# [Work to do]
Read through the entries below and return each line with the word "Deutsche".

□ □ □

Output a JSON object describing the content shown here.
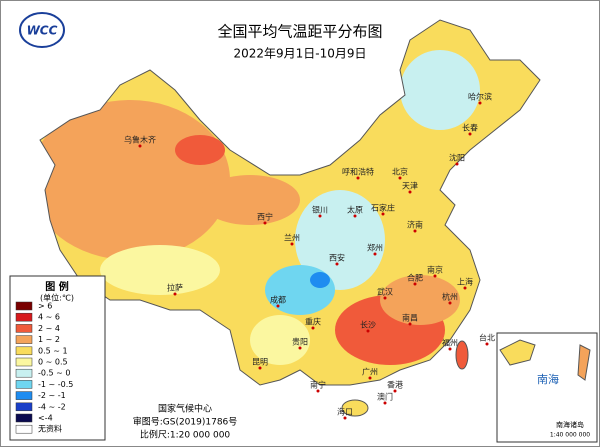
{
  "logo": "WCC",
  "header": {
    "title": "全国平均气温距平分布图",
    "subtitle": "2022年9月1日-10月9日"
  },
  "legend": {
    "title": "图 例",
    "unit": "(单位:℃)",
    "items": [
      {
        "label": "> 6",
        "color": "#7a0000"
      },
      {
        "label": "4 ~ 6",
        "color": "#d7191c"
      },
      {
        "label": "2 ~ 4",
        "color": "#f05a3a"
      },
      {
        "label": "1 ~ 2",
        "color": "#f4a35a"
      },
      {
        "label": "0.5 ~ 1",
        "color": "#f9dc5c"
      },
      {
        "label": "0 ~ 0.5",
        "color": "#fbf7a0"
      },
      {
        "label": "-0.5 ~ 0",
        "color": "#c8f0f0"
      },
      {
        "label": "-1 ~ -0.5",
        "color": "#6fd6f0"
      },
      {
        "label": "-2 ~ -1",
        "color": "#1e8cf0"
      },
      {
        "label": "-4 ~ -2",
        "color": "#1a3fc8"
      },
      {
        "label": "<-4",
        "color": "#0a0a50"
      },
      {
        "label": "无资料",
        "color": "#ffffff"
      }
    ]
  },
  "cities": [
    "哈尔滨",
    "长春",
    "沈阳",
    "北京",
    "天津",
    "呼和浩特",
    "石家庄",
    "太原",
    "济南",
    "银川",
    "西宁",
    "兰州",
    "郑州",
    "西安",
    "南京",
    "合肥",
    "上海",
    "杭州",
    "武汉",
    "成都",
    "重庆",
    "拉萨",
    "乌鲁木齐",
    "贵阳",
    "长沙",
    "南昌",
    "福州",
    "台北",
    "昆明",
    "南宁",
    "广州",
    "香港",
    "澳门",
    "海口"
  ],
  "footer": {
    "agency": "国家气候中心",
    "approval": "审图号:GS(2019)1786号",
    "scale": "比例尺:1:20 000 000"
  },
  "inset": {
    "sea": "南海",
    "islands": "南海诸岛",
    "scale": "1:40 000 000"
  }
}
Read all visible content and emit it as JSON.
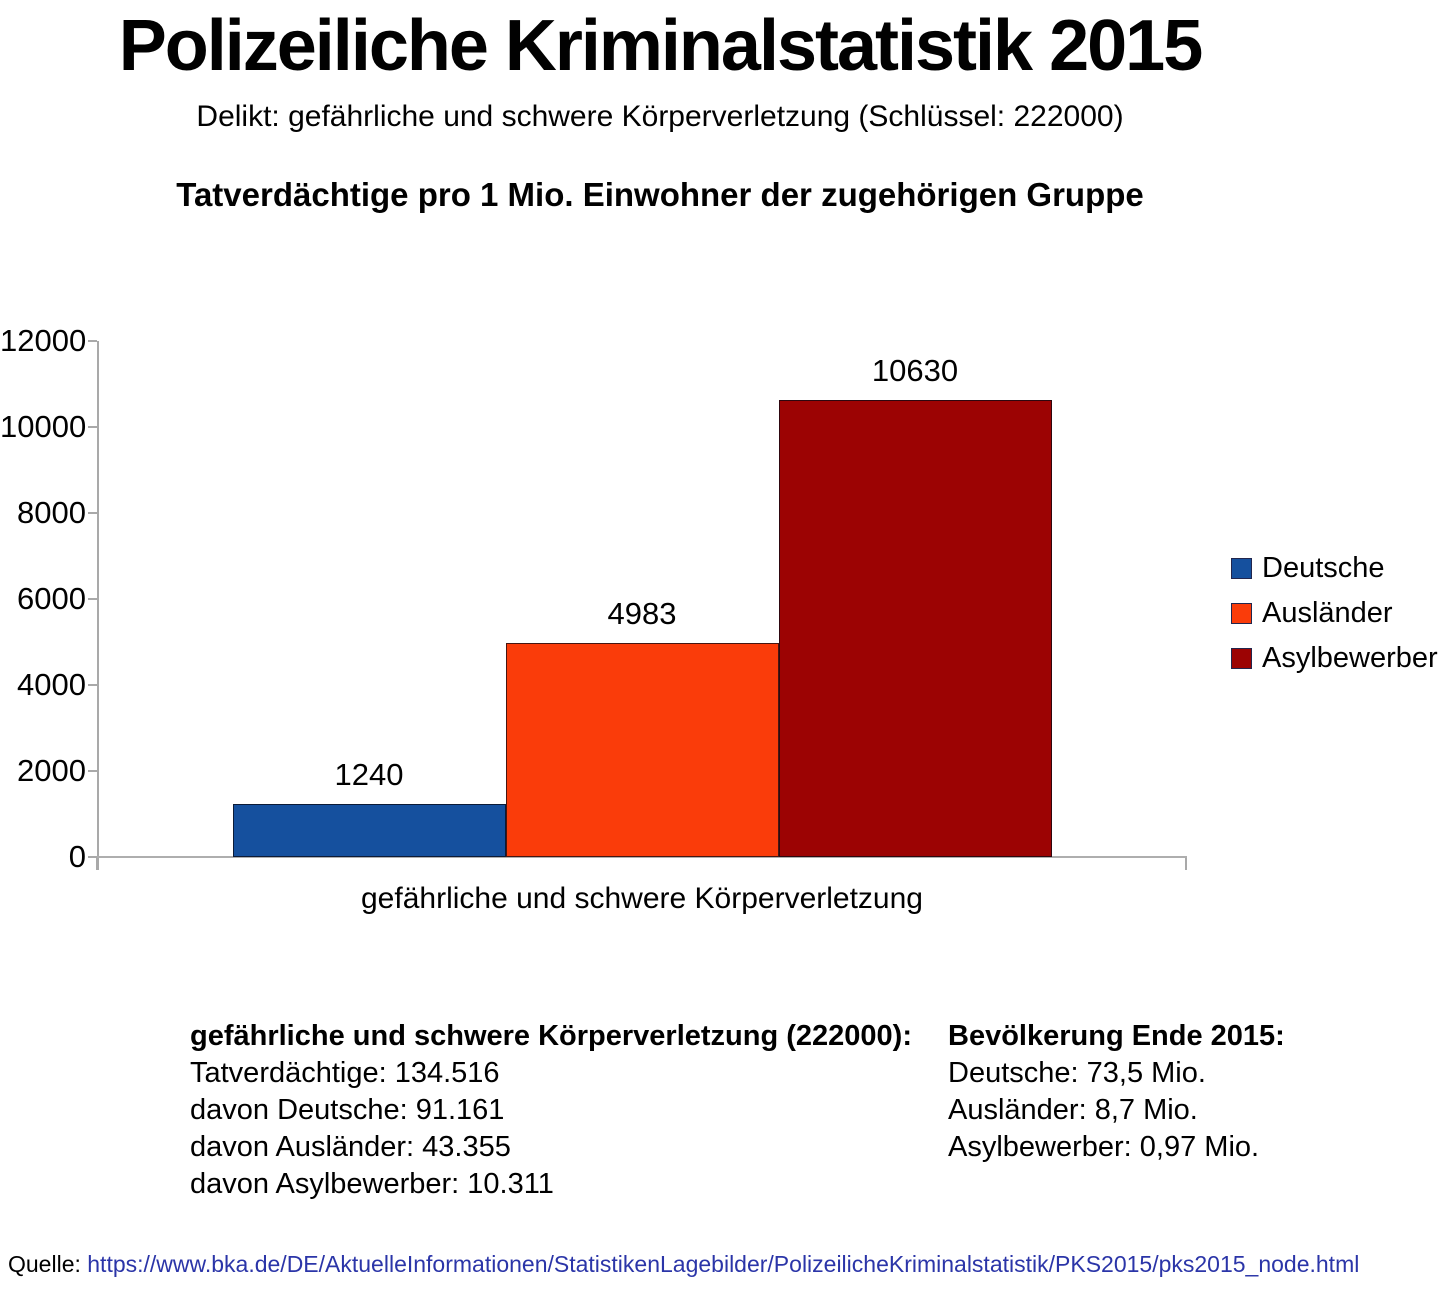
{
  "page": {
    "title": "Polizeiliche Kriminalstatistik 2015",
    "subtitle": "Delikt: gefährliche und schwere Körperverletzung (Schlüssel: 222000)",
    "source_label": "Quelle:",
    "source_url": "https://www.bka.de/DE/AktuelleInformationen/StatistikenLagebilder/PolizeilicheKriminalstatistik/PKS2015/pks2015_node.html",
    "source_url_color": "#2b35a8"
  },
  "chart_data": {
    "type": "bar",
    "title": "Tatverdächtige pro 1 Mio. Einwohner der zugehörigen Gruppe",
    "categories": [
      "gefährliche und schwere Körperverletzung"
    ],
    "series": [
      {
        "name": "Deutsche",
        "values": [
          1240
        ],
        "color": "#15509e"
      },
      {
        "name": "Ausländer",
        "values": [
          4983
        ],
        "color": "#fa3c0a"
      },
      {
        "name": "Asylbewerber",
        "values": [
          10630
        ],
        "color": "#9c0303"
      }
    ],
    "xlabel": "",
    "ylabel": "",
    "ylim": [
      0,
      12000
    ],
    "yticks": [
      0,
      2000,
      4000,
      6000,
      8000,
      10000,
      12000
    ],
    "grid": false,
    "bar_labels": true,
    "legend_position": "right",
    "axis_color": "#a9a9a9"
  },
  "notes": {
    "left": {
      "heading": "gefährliche und schwere Körperverletzung (222000):",
      "lines": [
        "Tatverdächtige: 134.516",
        "davon Deutsche: 91.161",
        "davon Ausländer: 43.355",
        "davon Asylbewerber: 10.311"
      ]
    },
    "right": {
      "heading": "Bevölkerung Ende 2015:",
      "lines": [
        "Deutsche: 73,5 Mio.",
        "Ausländer: 8,7 Mio.",
        "Asylbewerber: 0,97 Mio."
      ]
    }
  }
}
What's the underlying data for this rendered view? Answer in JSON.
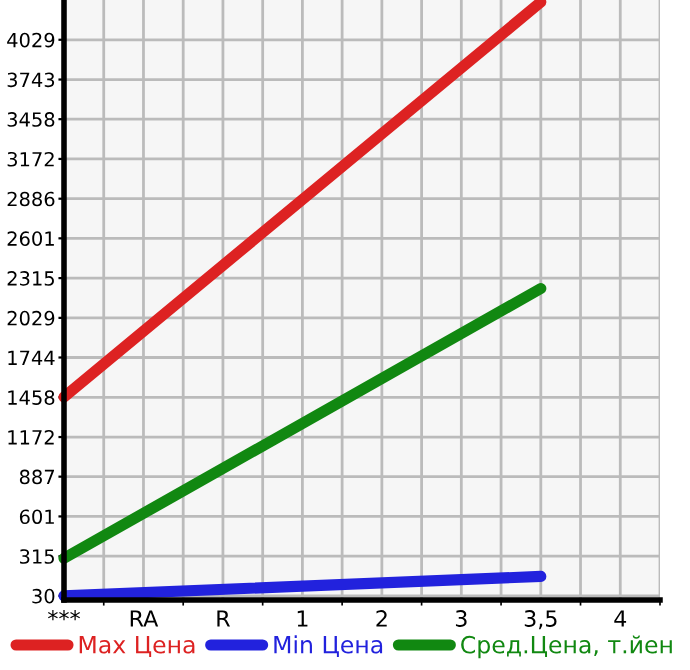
{
  "chart_data": {
    "type": "line",
    "categories": [
      "***",
      "RA",
      "R",
      "1",
      "2",
      "3",
      "3,5",
      "4"
    ],
    "series": [
      {
        "name": "Max Цена",
        "color": "#dd2222",
        "x": [
          "***",
          "3,5"
        ],
        "values": [
          1460,
          4300
        ]
      },
      {
        "name": "Min Цена",
        "color": "#2222dd",
        "x": [
          "***",
          "3,5"
        ],
        "values": [
          30,
          170
        ]
      },
      {
        "name": "Сред.Цена, т.йен",
        "color": "#118811",
        "x": [
          "***",
          "3,5"
        ],
        "values": [
          300,
          2240
        ]
      }
    ],
    "ylim": [
      0,
      4315
    ],
    "yticks": [
      30,
      315,
      601,
      887,
      1172,
      1458,
      1744,
      2029,
      2315,
      2601,
      2886,
      3172,
      3458,
      3743,
      4029
    ],
    "grid": true,
    "legend": "bottom",
    "marker": "none",
    "line_style": "solid"
  }
}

□ □ □

# [Complete output]
        "name": "Deutsche",
        "davon Deutsche: 91.161",
        "Deutsche: 73,5 Mio.",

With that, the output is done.